• **Problem details**
Make an exact copy of all the records.
#### Dataset records
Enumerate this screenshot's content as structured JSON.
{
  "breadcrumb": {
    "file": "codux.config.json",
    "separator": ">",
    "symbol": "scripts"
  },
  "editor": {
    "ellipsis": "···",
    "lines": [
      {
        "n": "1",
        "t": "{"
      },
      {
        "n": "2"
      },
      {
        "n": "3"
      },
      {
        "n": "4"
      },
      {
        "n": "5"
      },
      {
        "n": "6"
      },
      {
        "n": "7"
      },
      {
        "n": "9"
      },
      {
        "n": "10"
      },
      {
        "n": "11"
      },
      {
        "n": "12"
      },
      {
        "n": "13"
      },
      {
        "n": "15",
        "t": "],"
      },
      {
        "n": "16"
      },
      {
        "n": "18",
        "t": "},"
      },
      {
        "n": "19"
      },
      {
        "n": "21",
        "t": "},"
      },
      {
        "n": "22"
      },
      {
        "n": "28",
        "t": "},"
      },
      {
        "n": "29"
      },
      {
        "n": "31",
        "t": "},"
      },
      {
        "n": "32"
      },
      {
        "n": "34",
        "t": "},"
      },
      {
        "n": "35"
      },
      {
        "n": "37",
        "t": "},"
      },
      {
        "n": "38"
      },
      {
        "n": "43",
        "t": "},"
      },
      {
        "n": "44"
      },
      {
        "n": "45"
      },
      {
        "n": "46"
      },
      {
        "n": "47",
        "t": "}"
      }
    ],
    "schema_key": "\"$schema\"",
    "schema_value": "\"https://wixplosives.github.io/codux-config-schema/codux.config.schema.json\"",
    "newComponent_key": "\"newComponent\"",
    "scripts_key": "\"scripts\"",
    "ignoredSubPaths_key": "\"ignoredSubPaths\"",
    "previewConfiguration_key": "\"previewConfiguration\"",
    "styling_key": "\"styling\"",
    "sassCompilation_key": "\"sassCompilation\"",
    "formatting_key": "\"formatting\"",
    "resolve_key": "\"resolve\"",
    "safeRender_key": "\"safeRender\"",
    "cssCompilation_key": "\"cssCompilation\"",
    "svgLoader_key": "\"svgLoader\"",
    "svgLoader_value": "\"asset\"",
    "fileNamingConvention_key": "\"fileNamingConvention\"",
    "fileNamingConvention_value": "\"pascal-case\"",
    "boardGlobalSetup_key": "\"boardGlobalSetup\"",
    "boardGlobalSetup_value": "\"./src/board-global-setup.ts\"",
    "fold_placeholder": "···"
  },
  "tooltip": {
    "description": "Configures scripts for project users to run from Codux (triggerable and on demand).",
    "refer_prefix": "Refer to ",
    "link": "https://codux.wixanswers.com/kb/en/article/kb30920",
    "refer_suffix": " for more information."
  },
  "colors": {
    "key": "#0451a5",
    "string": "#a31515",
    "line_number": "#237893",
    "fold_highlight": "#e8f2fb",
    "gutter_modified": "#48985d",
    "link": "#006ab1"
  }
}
########
• **Correct answer**
Enumerate this screenshot's content as structured JSON.
{
  "breadcrumb": {
    "file": "codux.config.json",
    "separator": ">",
    "symbol": "scripts"
  },
  "editor": {
    "ellipsis": "···",
    "lines": [
      {
        "n": "1",
        "t": "{"
      },
      {
        "n": "2"
      },
      {
        "n": "3"
      },
      {
        "n": "4"
      },
      {
        "n": "5"
      },
      {
        "n": "6"
      },
      {
        "n": "7"
      },
      {
        "n": "9"
      },
      {
        "n": "10"
      },
      {
        "n": "11"
      },
      {
        "n": "12"
      },
      {
        "n": "13"
      },
      {
        "n": "15",
        "t": "],"
      },
      {
        "n": "16"
      },
      {
        "n": "18",
        "t": "},"
      },
      {
        "n": "19"
      },
      {
        "n": "21",
        "t": "},"
      },
      {
        "n": "22"
      },
      {
        "n": "28",
        "t": "},"
      },
      {
        "n": "29"
      },
      {
        "n": "31",
        "t": "},"
      },
      {
        "n": "32"
      },
      {
        "n": "34",
        "t": "},"
      },
      {
        "n": "35"
      },
      {
        "n": "37",
        "t": "},"
      },
      {
        "n": "38"
      },
      {
        "n": "43",
        "t": "},"
      },
      {
        "n": "44"
      },
      {
        "n": "45"
      },
      {
        "n": "46"
      },
      {
        "n": "47",
        "t": "}"
      }
    ],
    "schema_key": "\"$schema\"",
    "schema_value": "\"https://wixplosives.github.io/codux-config-schema/codux.config.schema.json\"",
    "newComponent_key": "\"newComponent\"",
    "scripts_key": "\"scripts\"",
    "ignoredSubPaths_key": "\"ignoredSubPaths\"",
    "previewConfiguration_key": "\"previewConfiguration\"",
    "styling_key": "\"styling\"",
    "sassCompilation_key": "\"sassCompilation\"",
    "formatting_key": "\"formatting\"",
    "resolve_key": "\"resolve\"",
    "safeRender_key": "\"safeRender\"",
    "cssCompilation_key": "\"cssCompilation\"",
    "svgLoader_key": "\"svgLoader\"",
    "svgLoader_value": "\"asset\"",
    "fileNamingConvention_key": "\"fileNamingConvention\"",
    "fileNamingConvention_value": "\"pascal-case\"",
    "boardGlobalSetup_key": "\"boardGlobalSetup\"",
    "boardGlobalSetup_value": "\"./src/board-global-setup.ts\"",
    "fold_placeholder": "···"
  },
  "tooltip": {
    "description": "Configures scripts for project users to run from Codux (triggerable and on demand).",
    "refer_prefix": "Refer to ",
    "link": "https://codux.wixanswers.com/kb/en/article/kb30920",
    "refer_suffix": " for more information."
  },
  "colors": {
    "key": "#0451a5",
    "string": "#a31515",
    "line_number": "#237893",
    "fold_highlight": "#e8f2fb",
    "gutter_modified": "#48985d",
    "link": "#006ab1"
  }
}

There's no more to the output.